**GIVEN REQUEST:** Repeat each entry as written, dropping any picture you find.

==== MATERIAL PROVIDED

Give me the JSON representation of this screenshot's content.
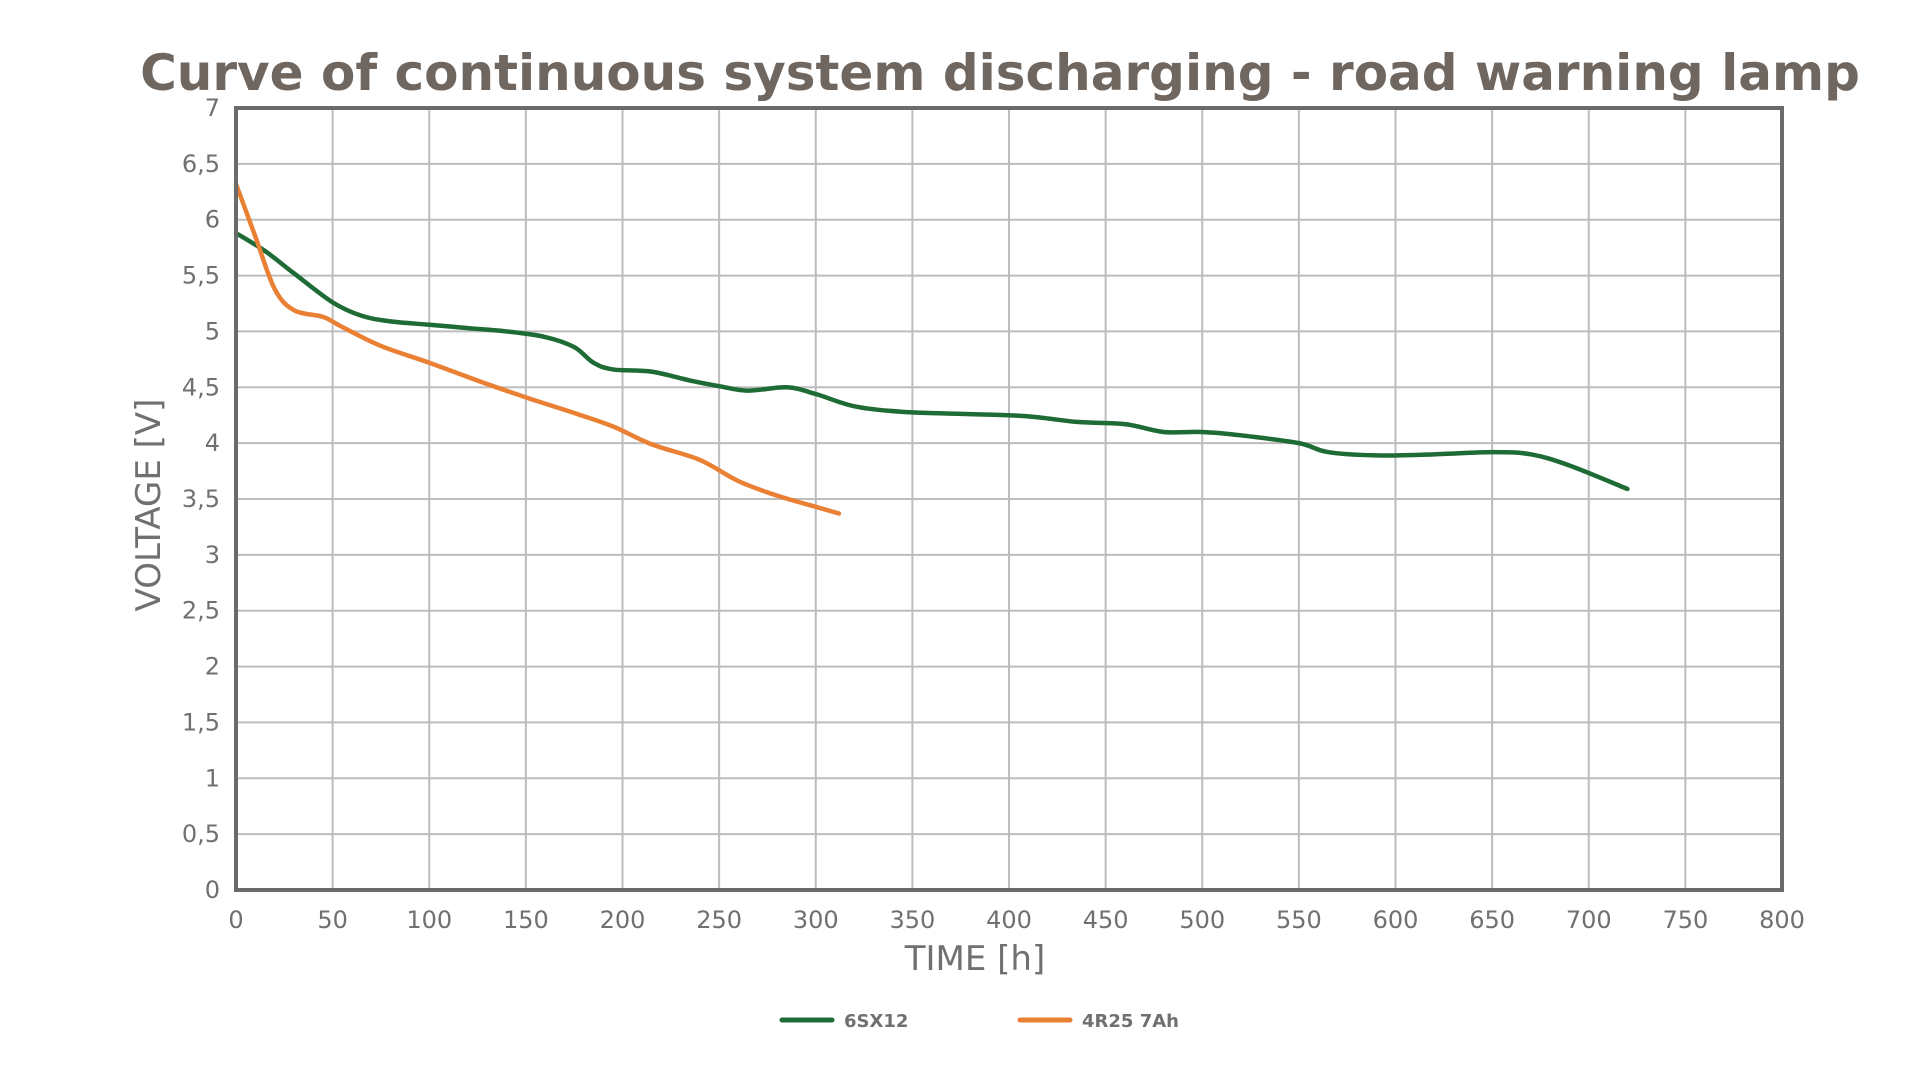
{
  "chart_data": {
    "type": "line",
    "title": "Curve of continuous system discharging - road warning lamp",
    "xlabel": "TIME [h]",
    "ylabel": "VOLTAGE [V]",
    "xlim": [
      0,
      800
    ],
    "ylim": [
      0,
      7
    ],
    "x_ticks": [
      0,
      50,
      100,
      150,
      200,
      250,
      300,
      350,
      400,
      450,
      500,
      550,
      600,
      650,
      700,
      750,
      800
    ],
    "y_ticks": [
      0,
      0.5,
      1,
      1.5,
      2,
      2.5,
      3,
      3.5,
      4,
      4.5,
      5,
      5.5,
      6,
      6.5,
      7
    ],
    "x_tick_labels": [
      "0",
      "50",
      "100",
      "150",
      "200",
      "250",
      "300",
      "350",
      "400",
      "450",
      "500",
      "550",
      "600",
      "650",
      "700",
      "750",
      "800"
    ],
    "y_tick_labels": [
      "0",
      "0,5",
      "1",
      "1,5",
      "2",
      "2,5",
      "3",
      "3,5",
      "4",
      "4,5",
      "5",
      "5,5",
      "6",
      "6,5",
      "7"
    ],
    "grid": true,
    "legend_position": "bottom",
    "colors": {
      "plot_frame": "#6b6b6b",
      "grid": "#bdbdbd",
      "title": "#6e665f",
      "text": "#707070"
    },
    "series": [
      {
        "name": "6SX12",
        "color": "#1e6b35",
        "points": [
          [
            0,
            5.88
          ],
          [
            15,
            5.72
          ],
          [
            30,
            5.52
          ],
          [
            50,
            5.26
          ],
          [
            65,
            5.14
          ],
          [
            80,
            5.09
          ],
          [
            100,
            5.06
          ],
          [
            120,
            5.03
          ],
          [
            140,
            5.0
          ],
          [
            160,
            4.95
          ],
          [
            175,
            4.86
          ],
          [
            185,
            4.72
          ],
          [
            195,
            4.66
          ],
          [
            215,
            4.64
          ],
          [
            235,
            4.56
          ],
          [
            250,
            4.51
          ],
          [
            265,
            4.47
          ],
          [
            285,
            4.5
          ],
          [
            300,
            4.44
          ],
          [
            320,
            4.33
          ],
          [
            345,
            4.28
          ],
          [
            380,
            4.26
          ],
          [
            410,
            4.24
          ],
          [
            435,
            4.19
          ],
          [
            460,
            4.17
          ],
          [
            480,
            4.1
          ],
          [
            500,
            4.1
          ],
          [
            520,
            4.07
          ],
          [
            550,
            4.0
          ],
          [
            565,
            3.92
          ],
          [
            590,
            3.89
          ],
          [
            620,
            3.9
          ],
          [
            650,
            3.92
          ],
          [
            670,
            3.9
          ],
          [
            690,
            3.8
          ],
          [
            720,
            3.59
          ]
        ]
      },
      {
        "name": "4R25 7Ah",
        "color": "#ea8034",
        "points": [
          [
            0,
            6.32
          ],
          [
            10,
            5.85
          ],
          [
            20,
            5.38
          ],
          [
            30,
            5.19
          ],
          [
            45,
            5.13
          ],
          [
            55,
            5.04
          ],
          [
            75,
            4.87
          ],
          [
            100,
            4.72
          ],
          [
            125,
            4.56
          ],
          [
            150,
            4.41
          ],
          [
            175,
            4.27
          ],
          [
            195,
            4.15
          ],
          [
            215,
            3.99
          ],
          [
            240,
            3.85
          ],
          [
            260,
            3.66
          ],
          [
            280,
            3.53
          ],
          [
            300,
            3.43
          ],
          [
            312,
            3.37
          ]
        ]
      }
    ]
  }
}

========

**SOLUTION:**
Give me the JSON representation of this screenshot's content.
{
  "chart_data": {
    "type": "line",
    "title": "Curve of continuous system discharging - road warning lamp",
    "xlabel": "TIME [h]",
    "ylabel": "VOLTAGE [V]",
    "xlim": [
      0,
      800
    ],
    "ylim": [
      0,
      7
    ],
    "x_ticks": [
      0,
      50,
      100,
      150,
      200,
      250,
      300,
      350,
      400,
      450,
      500,
      550,
      600,
      650,
      700,
      750,
      800
    ],
    "y_ticks": [
      0,
      0.5,
      1,
      1.5,
      2,
      2.5,
      3,
      3.5,
      4,
      4.5,
      5,
      5.5,
      6,
      6.5,
      7
    ],
    "x_tick_labels": [
      "0",
      "50",
      "100",
      "150",
      "200",
      "250",
      "300",
      "350",
      "400",
      "450",
      "500",
      "550",
      "600",
      "650",
      "700",
      "750",
      "800"
    ],
    "y_tick_labels": [
      "0",
      "0,5",
      "1",
      "1,5",
      "2",
      "2,5",
      "3",
      "3,5",
      "4",
      "4,5",
      "5",
      "5,5",
      "6",
      "6,5",
      "7"
    ],
    "grid": true,
    "legend_position": "bottom",
    "colors": {
      "plot_frame": "#6b6b6b",
      "grid": "#bdbdbd",
      "title": "#6e665f",
      "text": "#707070"
    },
    "series": [
      {
        "name": "6SX12",
        "color": "#1e6b35",
        "points": [
          [
            0,
            5.88
          ],
          [
            15,
            5.72
          ],
          [
            30,
            5.52
          ],
          [
            50,
            5.26
          ],
          [
            65,
            5.14
          ],
          [
            80,
            5.09
          ],
          [
            100,
            5.06
          ],
          [
            120,
            5.03
          ],
          [
            140,
            5.0
          ],
          [
            160,
            4.95
          ],
          [
            175,
            4.86
          ],
          [
            185,
            4.72
          ],
          [
            195,
            4.66
          ],
          [
            215,
            4.64
          ],
          [
            235,
            4.56
          ],
          [
            250,
            4.51
          ],
          [
            265,
            4.47
          ],
          [
            285,
            4.5
          ],
          [
            300,
            4.44
          ],
          [
            320,
            4.33
          ],
          [
            345,
            4.28
          ],
          [
            380,
            4.26
          ],
          [
            410,
            4.24
          ],
          [
            435,
            4.19
          ],
          [
            460,
            4.17
          ],
          [
            480,
            4.1
          ],
          [
            500,
            4.1
          ],
          [
            520,
            4.07
          ],
          [
            550,
            4.0
          ],
          [
            565,
            3.92
          ],
          [
            590,
            3.89
          ],
          [
            620,
            3.9
          ],
          [
            650,
            3.92
          ],
          [
            670,
            3.9
          ],
          [
            690,
            3.8
          ],
          [
            720,
            3.59
          ]
        ]
      },
      {
        "name": "4R25 7Ah",
        "color": "#ea8034",
        "points": [
          [
            0,
            6.32
          ],
          [
            10,
            5.85
          ],
          [
            20,
            5.38
          ],
          [
            30,
            5.19
          ],
          [
            45,
            5.13
          ],
          [
            55,
            5.04
          ],
          [
            75,
            4.87
          ],
          [
            100,
            4.72
          ],
          [
            125,
            4.56
          ],
          [
            150,
            4.41
          ],
          [
            175,
            4.27
          ],
          [
            195,
            4.15
          ],
          [
            215,
            3.99
          ],
          [
            240,
            3.85
          ],
          [
            260,
            3.66
          ],
          [
            280,
            3.53
          ],
          [
            300,
            3.43
          ],
          [
            312,
            3.37
          ]
        ]
      }
    ]
  }
}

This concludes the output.